Items from a figure collection:
★ ★ ★ ★ ★ ★ ★

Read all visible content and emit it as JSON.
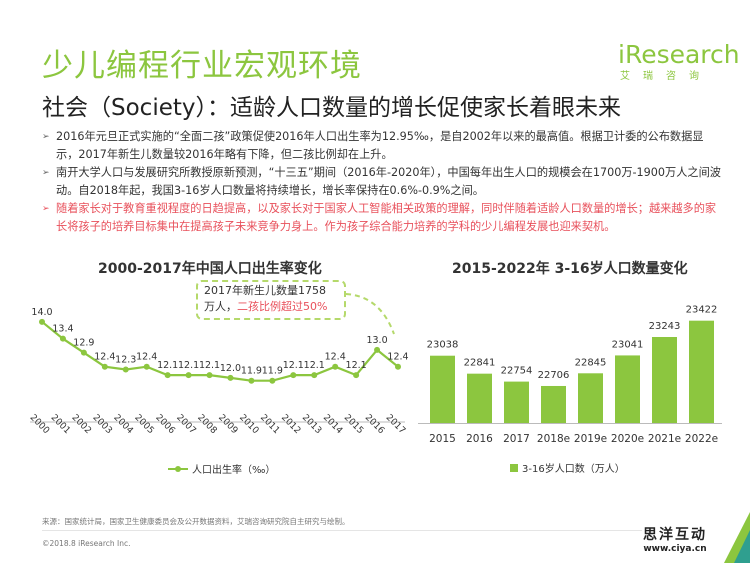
{
  "header": {
    "title": "少儿编程行业宏观环境",
    "subtitle": "社会（Society）：适龄人口数量的增长促使家长着眼未来"
  },
  "logo": {
    "brand": "iResearch",
    "brand_cn": "艾瑞咨询",
    "color": "#8cc63f"
  },
  "bullets": [
    {
      "text": "2016年元旦正式实施的“全面二孩”政策促使2016年人口出生率为12.95‰，是自2002年以来的最高值。根据卫计委的公布数据显示，2017年新生儿数量较2016年略有下降，但二孩比例却在上升。",
      "highlight": false
    },
    {
      "text": "南开大学人口与发展研究所教授原新预测，“十三五”期间（2016年-2020年），中国每年出生人口的规模会在1700万-1900万人之间波动。自2018年起，我国3-16岁人口数量将持续增长，增长率保持在0.6%-0.9%之间。",
      "highlight": true,
      "highlight_color": "#333333"
    },
    {
      "text": "随着家长对于教育重视程度的日趋提高，以及家长对于国家人工智能相关政策的理解，同时伴随着适龄人口数量的增长；越来越多的家长将孩子的培养目标集中在提高孩子未来竞争力身上。作为孩子综合能力培养的学科的少儿编程发展也迎来契机。",
      "highlight": true,
      "highlight_color": "#e8505b"
    }
  ],
  "chart_titles": {
    "left": "2000-2017年中国人口出生率变化",
    "right": "2015-2022年 3-16岁人口数量变化"
  },
  "callout": {
    "line1": "2017年新生儿数量1758",
    "line2_prefix": "万人，",
    "line2_highlight": "二孩比例超过50%"
  },
  "footer": {
    "source": "来源：国家统计局，国家卫生健康委员会及公开数据资料，艾瑞咨询研究院自主研究与绘制。",
    "copyright": "©2018.8  iResearch Inc."
  },
  "watermark": {
    "cn": "思洋互动",
    "url": "www.ciya.cn"
  },
  "chart_data": [
    {
      "type": "line",
      "title": "2000-2017年中国人口出生率变化",
      "categories": [
        "2000",
        "2001",
        "2002",
        "2003",
        "2004",
        "2005",
        "2006",
        "2007",
        "2008",
        "2009",
        "2010",
        "2011",
        "2012",
        "2013",
        "2014",
        "2015",
        "2016",
        "2017"
      ],
      "series": [
        {
          "name": "人口出生率（‰）",
          "values": [
            14.0,
            13.4,
            12.9,
            12.4,
            12.3,
            12.4,
            12.1,
            12.1,
            12.1,
            12.0,
            11.9,
            11.9,
            12.1,
            12.1,
            12.4,
            12.1,
            13.0,
            12.4
          ],
          "color": "#8cc63f"
        }
      ],
      "ylim": [
        10.5,
        14.6
      ],
      "grid": false,
      "legend": "bottom"
    },
    {
      "type": "bar",
      "title": "2015-2022年 3-16岁人口数量变化",
      "categories": [
        "2015",
        "2016",
        "2017",
        "2018e",
        "2019e",
        "2020e",
        "2021e",
        "2022e"
      ],
      "series": [
        {
          "name": "3-16岁人口数（万人）",
          "values": [
            23038,
            22841,
            22754,
            22706,
            22845,
            23041,
            23243,
            23422
          ],
          "color": "#8cc63f"
        }
      ],
      "ylim": [
        22300,
        23550
      ],
      "grid": false,
      "legend": "bottom"
    }
  ]
}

★ ★ ★ ★ ★ ★ ★

- [SET PROBLEM]
Pictures stay out; repeat all the rest of the records exactly.

- [TASK ANSWER]
Read all visible content and emit it as JSON.
{
  "header": {
    "title": "少儿编程行业宏观环境",
    "subtitle": "社会（Society）：适龄人口数量的增长促使家长着眼未来"
  },
  "logo": {
    "brand": "iResearch",
    "brand_cn": "艾瑞咨询",
    "color": "#8cc63f"
  },
  "bullets": [
    {
      "text": "2016年元旦正式实施的“全面二孩”政策促使2016年人口出生率为12.95‰，是自2002年以来的最高值。根据卫计委的公布数据显示，2017年新生儿数量较2016年略有下降，但二孩比例却在上升。",
      "highlight": false
    },
    {
      "text": "南开大学人口与发展研究所教授原新预测，“十三五”期间（2016年-2020年），中国每年出生人口的规模会在1700万-1900万人之间波动。自2018年起，我国3-16岁人口数量将持续增长，增长率保持在0.6%-0.9%之间。",
      "highlight": true,
      "highlight_color": "#333333"
    },
    {
      "text": "随着家长对于教育重视程度的日趋提高，以及家长对于国家人工智能相关政策的理解，同时伴随着适龄人口数量的增长；越来越多的家长将孩子的培养目标集中在提高孩子未来竞争力身上。作为孩子综合能力培养的学科的少儿编程发展也迎来契机。",
      "highlight": true,
      "highlight_color": "#e8505b"
    }
  ],
  "chart_titles": {
    "left": "2000-2017年中国人口出生率变化",
    "right": "2015-2022年 3-16岁人口数量变化"
  },
  "callout": {
    "line1": "2017年新生儿数量1758",
    "line2_prefix": "万人，",
    "line2_highlight": "二孩比例超过50%"
  },
  "footer": {
    "source": "来源：国家统计局，国家卫生健康委员会及公开数据资料，艾瑞咨询研究院自主研究与绘制。",
    "copyright": "©2018.8  iResearch Inc."
  },
  "watermark": {
    "cn": "思洋互动",
    "url": "www.ciya.cn"
  },
  "chart_data": [
    {
      "type": "line",
      "title": "2000-2017年中国人口出生率变化",
      "categories": [
        "2000",
        "2001",
        "2002",
        "2003",
        "2004",
        "2005",
        "2006",
        "2007",
        "2008",
        "2009",
        "2010",
        "2011",
        "2012",
        "2013",
        "2014",
        "2015",
        "2016",
        "2017"
      ],
      "series": [
        {
          "name": "人口出生率（‰）",
          "values": [
            14.0,
            13.4,
            12.9,
            12.4,
            12.3,
            12.4,
            12.1,
            12.1,
            12.1,
            12.0,
            11.9,
            11.9,
            12.1,
            12.1,
            12.4,
            12.1,
            13.0,
            12.4
          ],
          "color": "#8cc63f"
        }
      ],
      "ylim": [
        10.5,
        14.6
      ],
      "grid": false,
      "legend": "bottom"
    },
    {
      "type": "bar",
      "title": "2015-2022年 3-16岁人口数量变化",
      "categories": [
        "2015",
        "2016",
        "2017",
        "2018e",
        "2019e",
        "2020e",
        "2021e",
        "2022e"
      ],
      "series": [
        {
          "name": "3-16岁人口数（万人）",
          "values": [
            23038,
            22841,
            22754,
            22706,
            22845,
            23041,
            23243,
            23422
          ],
          "color": "#8cc63f"
        }
      ],
      "ylim": [
        22300,
        23550
      ],
      "grid": false,
      "legend": "bottom"
    }
  ]
}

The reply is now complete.